● AIM OF THE EXERCISE:
Copy the full set of lines exactly as given.

● SUPPLIED ENTRIES:
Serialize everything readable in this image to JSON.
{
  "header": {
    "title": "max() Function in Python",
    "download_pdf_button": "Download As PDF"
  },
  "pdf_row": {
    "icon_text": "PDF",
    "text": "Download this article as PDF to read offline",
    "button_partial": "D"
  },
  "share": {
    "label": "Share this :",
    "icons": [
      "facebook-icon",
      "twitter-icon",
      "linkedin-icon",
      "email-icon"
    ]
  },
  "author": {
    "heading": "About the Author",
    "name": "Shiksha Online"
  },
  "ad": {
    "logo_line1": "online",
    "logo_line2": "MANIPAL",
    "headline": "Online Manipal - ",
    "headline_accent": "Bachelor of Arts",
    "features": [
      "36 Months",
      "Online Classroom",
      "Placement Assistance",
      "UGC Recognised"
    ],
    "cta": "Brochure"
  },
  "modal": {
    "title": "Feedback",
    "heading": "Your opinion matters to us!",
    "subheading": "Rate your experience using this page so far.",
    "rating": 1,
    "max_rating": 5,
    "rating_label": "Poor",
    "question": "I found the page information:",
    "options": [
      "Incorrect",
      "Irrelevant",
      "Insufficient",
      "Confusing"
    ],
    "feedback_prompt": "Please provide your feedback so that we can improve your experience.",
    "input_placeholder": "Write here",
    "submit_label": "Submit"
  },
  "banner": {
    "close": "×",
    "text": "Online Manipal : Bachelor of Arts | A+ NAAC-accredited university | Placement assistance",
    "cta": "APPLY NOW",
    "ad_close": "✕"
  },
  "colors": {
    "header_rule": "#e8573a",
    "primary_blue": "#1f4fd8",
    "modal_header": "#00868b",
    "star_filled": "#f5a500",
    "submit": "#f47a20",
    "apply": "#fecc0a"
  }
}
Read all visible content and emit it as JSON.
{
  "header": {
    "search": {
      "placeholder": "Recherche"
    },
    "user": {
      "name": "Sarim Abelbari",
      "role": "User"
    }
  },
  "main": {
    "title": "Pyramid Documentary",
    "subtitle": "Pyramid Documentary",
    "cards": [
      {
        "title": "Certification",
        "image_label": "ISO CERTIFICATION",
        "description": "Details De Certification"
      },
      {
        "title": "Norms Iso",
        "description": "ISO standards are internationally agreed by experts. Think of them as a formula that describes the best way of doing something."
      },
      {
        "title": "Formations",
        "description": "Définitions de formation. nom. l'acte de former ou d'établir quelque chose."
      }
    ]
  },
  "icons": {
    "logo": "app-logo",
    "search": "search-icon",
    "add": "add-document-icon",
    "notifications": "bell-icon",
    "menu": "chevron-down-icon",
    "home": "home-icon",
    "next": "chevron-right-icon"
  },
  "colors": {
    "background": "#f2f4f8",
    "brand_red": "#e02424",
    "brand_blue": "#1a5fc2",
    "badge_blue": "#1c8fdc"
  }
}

● RESPONSE:
Serialize everything readable in this image to JSON.
{
  "header": {
    "title": "max() Function in Python",
    "download_pdf_button": "Download As PDF"
  },
  "pdf_row": {
    "icon_text": "PDF",
    "text": "Download this article as PDF to read offline",
    "button_partial": "D"
  },
  "share": {
    "label": "Share this :",
    "icons": [
      "facebook-icon",
      "twitter-icon",
      "linkedin-icon",
      "email-icon"
    ]
  },
  "author": {
    "heading": "About the Author",
    "name": "Shiksha Online"
  },
  "ad": {
    "logo_line1": "online",
    "logo_line2": "MANIPAL",
    "headline": "Online Manipal - ",
    "headline_accent": "Bachelor of Arts",
    "features": [
      "36 Months",
      "Online Classroom",
      "Placement Assistance",
      "UGC Recognised"
    ],
    "cta": "Brochure"
  },
  "modal": {
    "title": "Feedback",
    "heading": "Your opinion matters to us!",
    "subheading": "Rate your experience using this page so far.",
    "rating": 1,
    "max_rating": 5,
    "rating_label": "Poor",
    "question": "I found the page information:",
    "options": [
      "Incorrect",
      "Irrelevant",
      "Insufficient",
      "Confusing"
    ],
    "feedback_prompt": "Please provide your feedback so that we can improve your experience.",
    "input_placeholder": "Write here",
    "submit_label": "Submit"
  },
  "banner": {
    "close": "×",
    "text": "Online Manipal : Bachelor of Arts | A+ NAAC-accredited university | Placement assistance",
    "cta": "APPLY NOW",
    "ad_close": "✕"
  },
  "colors": {
    "header_rule": "#e8573a",
    "primary_blue": "#1f4fd8",
    "modal_header": "#00868b",
    "star_filled": "#f5a500",
    "submit": "#f47a20",
    "apply": "#fecc0a"
  }
}
Read all visible content and emit it as JSON.
{
  "header": {
    "search": {
      "placeholder": "Recherche"
    },
    "user": {
      "name": "Sarim Abelbari",
      "role": "User"
    }
  },
  "main": {
    "title": "Pyramid Documentary",
    "subtitle": "Pyramid Documentary",
    "cards": [
      {
        "title": "Certification",
        "image_label": "ISO CERTIFICATION",
        "description": "Details De Certification"
      },
      {
        "title": "Norms Iso",
        "description": "ISO standards are internationally agreed by experts. Think of them as a formula that describes the best way of doing something."
      },
      {
        "title": "Formations",
        "description": "Définitions de formation. nom. l'acte de former ou d'établir quelque chose."
      }
    ]
  },
  "icons": {
    "logo": "app-logo",
    "search": "search-icon",
    "add": "add-document-icon",
    "notifications": "bell-icon",
    "menu": "chevron-down-icon",
    "home": "home-icon",
    "next": "chevron-right-icon"
  },
  "colors": {
    "background": "#f2f4f8",
    "brand_red": "#e02424",
    "brand_blue": "#1a5fc2",
    "badge_blue": "#1c8fdc"
  }
}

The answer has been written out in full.